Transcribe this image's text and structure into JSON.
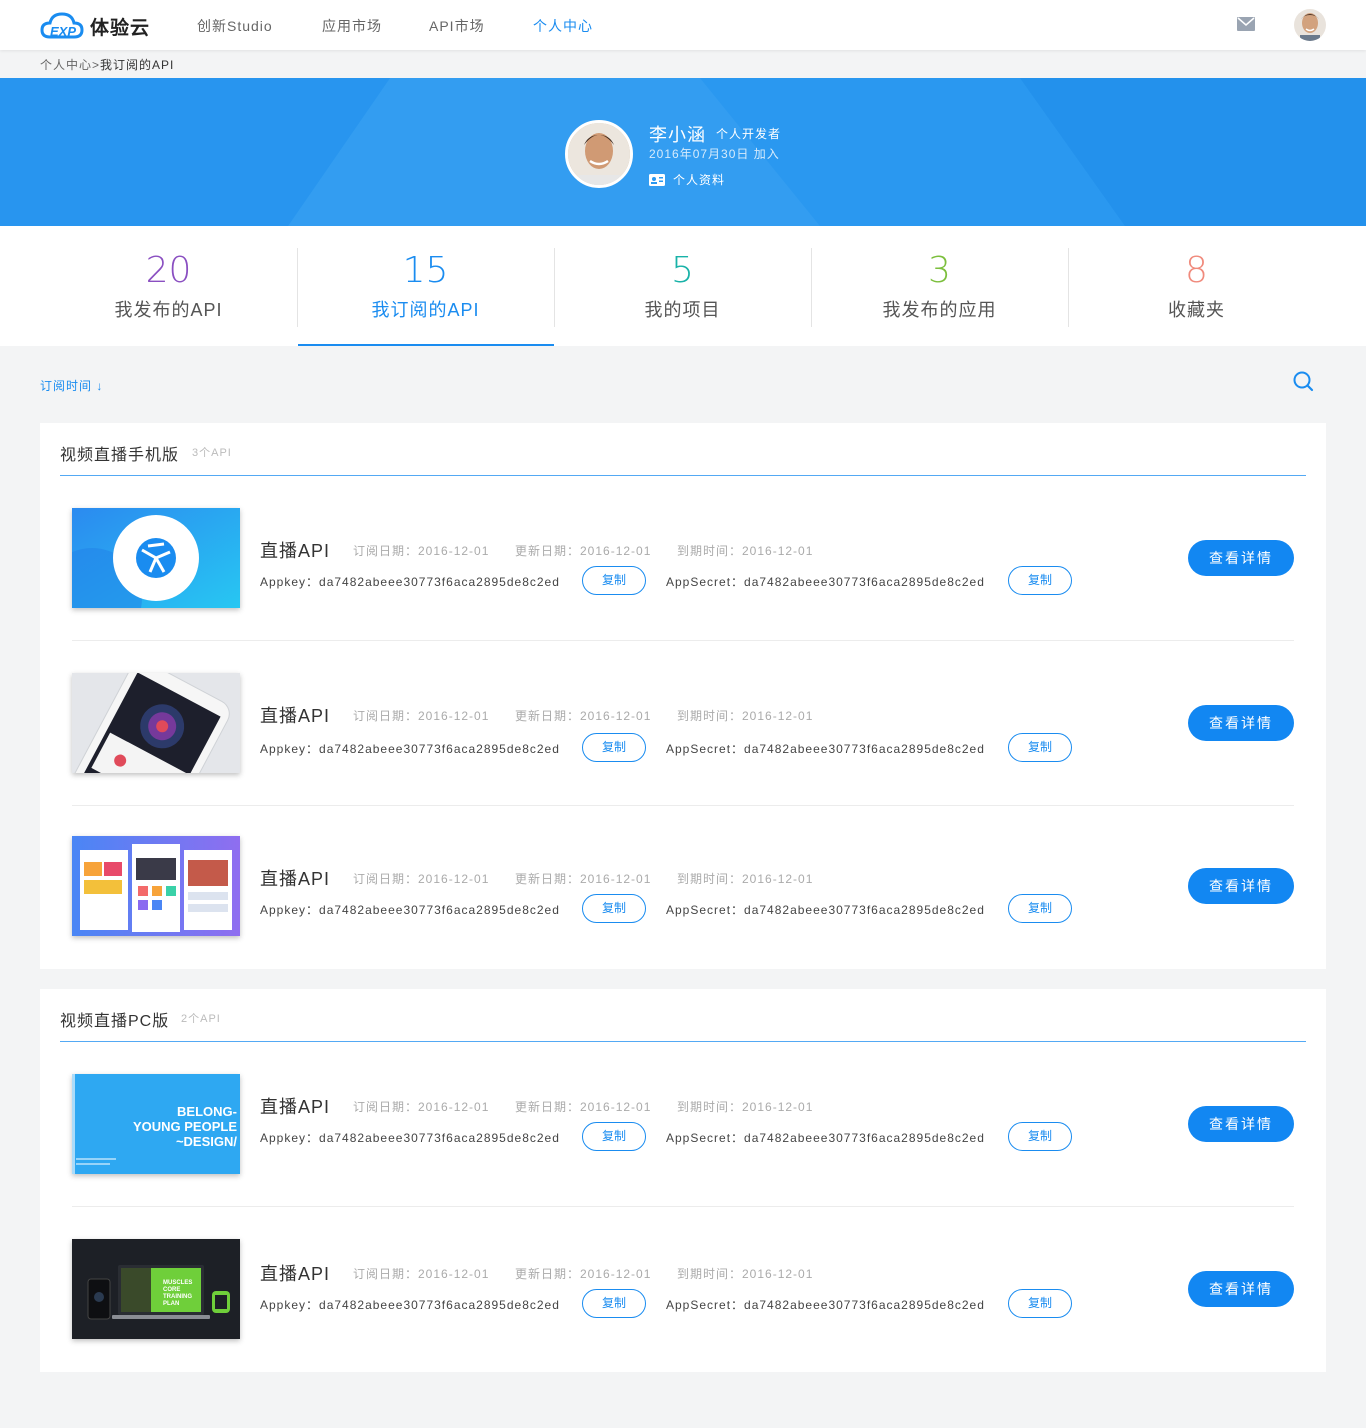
{
  "app": {
    "name": "体验云"
  },
  "nav": {
    "items": [
      {
        "label": "创新Studio"
      },
      {
        "label": "应用市场"
      },
      {
        "label": "API市场"
      },
      {
        "label": "个人中心"
      }
    ],
    "active": "个人中心"
  },
  "breadcrumb": {
    "parent": "个人中心",
    "separator": ">",
    "current": "我订阅的API"
  },
  "profile": {
    "name": "李小涵",
    "role": "个人开发者",
    "joined": "2016年07月30日  加入",
    "link": "个人资料"
  },
  "stats": [
    {
      "value": "20",
      "label": "我发布的API",
      "color": "#8a4fc1"
    },
    {
      "value": "15",
      "label": "我订阅的API",
      "color": "#1a8cf0"
    },
    {
      "value": "5",
      "label": "我的项目",
      "color": "#18b2a8"
    },
    {
      "value": "3",
      "label": "我发布的应用",
      "color": "#7cbf3d"
    },
    {
      "value": "8",
      "label": "收藏夹",
      "color": "#f08a7c"
    }
  ],
  "toolbar": {
    "sort_label": "订阅时间 ↓"
  },
  "common": {
    "api_name": "直播API",
    "sub_date": "订阅日期：2016-12-01",
    "upd_date": "更新日期：2016-12-01",
    "exp_date": "到期时间：2016-12-01",
    "appkey": "Appkey：da7482abeee30773f6aca2895de8c2ed",
    "appsecret": "AppSecret：da7482abeee30773f6aca2895de8c2ed",
    "copy": "复制",
    "detail": "查看详情"
  },
  "groups": [
    {
      "title": "视频直播手机版",
      "count": "3个API",
      "items": [
        {
          "thumb": "blue-ball"
        },
        {
          "thumb": "phone-astrolab"
        },
        {
          "thumb": "app-screens"
        }
      ]
    },
    {
      "title": "视频直播PC版",
      "count": "2个API",
      "items": [
        {
          "thumb": "belong-design",
          "thumb_text": [
            "BELONG-",
            "YOUNG PEOPLE",
            "~DESIGN/"
          ]
        },
        {
          "thumb": "muscles-devices",
          "thumb_text": [
            "MUSCLES",
            "CORE",
            "TRAINING",
            "PLAN"
          ]
        }
      ]
    }
  ],
  "colors": {
    "primary": "#1a8cf0",
    "banner": "#2a98f0"
  }
}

● ● ● ● ●

What you have to do:
Extract the full listing above verbatim; pictures are to be left out of the copy.

The response:
Transcribe this image's text and structure into JSON.
{
  "app": {
    "name": "体验云"
  },
  "nav": {
    "items": [
      {
        "label": "创新Studio"
      },
      {
        "label": "应用市场"
      },
      {
        "label": "API市场"
      },
      {
        "label": "个人中心"
      }
    ],
    "active": "个人中心"
  },
  "breadcrumb": {
    "parent": "个人中心",
    "separator": ">",
    "current": "我订阅的API"
  },
  "profile": {
    "name": "李小涵",
    "role": "个人开发者",
    "joined": "2016年07月30日  加入",
    "link": "个人资料"
  },
  "stats": [
    {
      "value": "20",
      "label": "我发布的API",
      "color": "#8a4fc1"
    },
    {
      "value": "15",
      "label": "我订阅的API",
      "color": "#1a8cf0"
    },
    {
      "value": "5",
      "label": "我的项目",
      "color": "#18b2a8"
    },
    {
      "value": "3",
      "label": "我发布的应用",
      "color": "#7cbf3d"
    },
    {
      "value": "8",
      "label": "收藏夹",
      "color": "#f08a7c"
    }
  ],
  "toolbar": {
    "sort_label": "订阅时间 ↓"
  },
  "common": {
    "api_name": "直播API",
    "sub_date": "订阅日期：2016-12-01",
    "upd_date": "更新日期：2016-12-01",
    "exp_date": "到期时间：2016-12-01",
    "appkey": "Appkey：da7482abeee30773f6aca2895de8c2ed",
    "appsecret": "AppSecret：da7482abeee30773f6aca2895de8c2ed",
    "copy": "复制",
    "detail": "查看详情"
  },
  "groups": [
    {
      "title": "视频直播手机版",
      "count": "3个API",
      "items": [
        {
          "thumb": "blue-ball"
        },
        {
          "thumb": "phone-astrolab"
        },
        {
          "thumb": "app-screens"
        }
      ]
    },
    {
      "title": "视频直播PC版",
      "count": "2个API",
      "items": [
        {
          "thumb": "belong-design",
          "thumb_text": [
            "BELONG-",
            "YOUNG PEOPLE",
            "~DESIGN/"
          ]
        },
        {
          "thumb": "muscles-devices",
          "thumb_text": [
            "MUSCLES",
            "CORE",
            "TRAINING",
            "PLAN"
          ]
        }
      ]
    }
  ],
  "colors": {
    "primary": "#1a8cf0",
    "banner": "#2a98f0"
  }
}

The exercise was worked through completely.